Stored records
↓

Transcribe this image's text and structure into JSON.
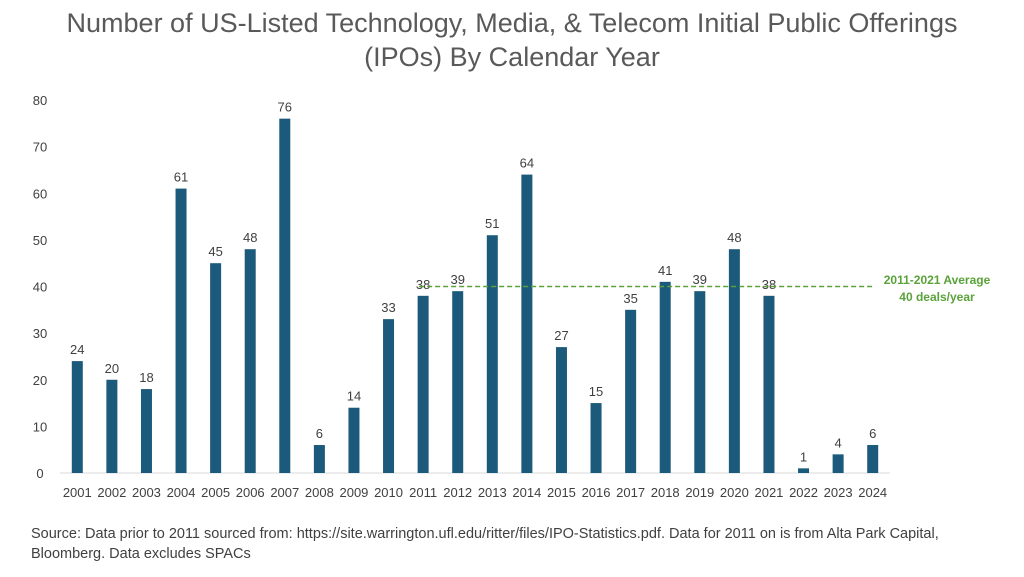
{
  "title_line1": "Number of US-Listed Technology, Media, & Telecom Initial Public Offerings",
  "title_line2": "(IPOs) By Calendar Year",
  "source": "Source: Data prior to 2011 sourced from: https://site.warrington.ufl.edu/ritter/files/IPO-Statistics.pdf. Data for 2011 on is from Alta Park Capital, Bloomberg. Data excludes SPACs",
  "chart_data": {
    "type": "bar",
    "categories": [
      "2001",
      "2002",
      "2003",
      "2004",
      "2005",
      "2006",
      "2007",
      "2008",
      "2009",
      "2010",
      "2011",
      "2012",
      "2013",
      "2014",
      "2015",
      "2016",
      "2017",
      "2018",
      "2019",
      "2020",
      "2021",
      "2022",
      "2023",
      "2024"
    ],
    "values": [
      24,
      20,
      18,
      61,
      45,
      48,
      76,
      6,
      14,
      33,
      38,
      39,
      51,
      64,
      27,
      15,
      35,
      41,
      39,
      48,
      38,
      1,
      4,
      6
    ],
    "ylim": [
      0,
      80
    ],
    "yticks": [
      0,
      10,
      20,
      30,
      40,
      50,
      60,
      70,
      80
    ],
    "grid": false,
    "bar_color": "#1b5a7a",
    "reference_line": {
      "value": 40,
      "label_line1": "2011-2021 Average",
      "label_line2": "40 deals/year",
      "color": "#5aa23a",
      "style": "dashed"
    }
  }
}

↑

Problem to work on »
Pictures are to be left out; repeat all the remaining data exactly.

Result »
Transcribe this image's text and structure into JSON.
{
  "title_line1": "Number of US-Listed Technology, Media, & Telecom Initial Public Offerings",
  "title_line2": "(IPOs) By Calendar Year",
  "source": "Source: Data prior to 2011 sourced from: https://site.warrington.ufl.edu/ritter/files/IPO-Statistics.pdf. Data for 2011 on is from Alta Park Capital, Bloomberg. Data excludes SPACs",
  "chart_data": {
    "type": "bar",
    "categories": [
      "2001",
      "2002",
      "2003",
      "2004",
      "2005",
      "2006",
      "2007",
      "2008",
      "2009",
      "2010",
      "2011",
      "2012",
      "2013",
      "2014",
      "2015",
      "2016",
      "2017",
      "2018",
      "2019",
      "2020",
      "2021",
      "2022",
      "2023",
      "2024"
    ],
    "values": [
      24,
      20,
      18,
      61,
      45,
      48,
      76,
      6,
      14,
      33,
      38,
      39,
      51,
      64,
      27,
      15,
      35,
      41,
      39,
      48,
      38,
      1,
      4,
      6
    ],
    "ylim": [
      0,
      80
    ],
    "yticks": [
      0,
      10,
      20,
      30,
      40,
      50,
      60,
      70,
      80
    ],
    "grid": false,
    "bar_color": "#1b5a7a",
    "reference_line": {
      "value": 40,
      "label_line1": "2011-2021 Average",
      "label_line2": "40 deals/year",
      "color": "#5aa23a",
      "style": "dashed"
    }
  }
}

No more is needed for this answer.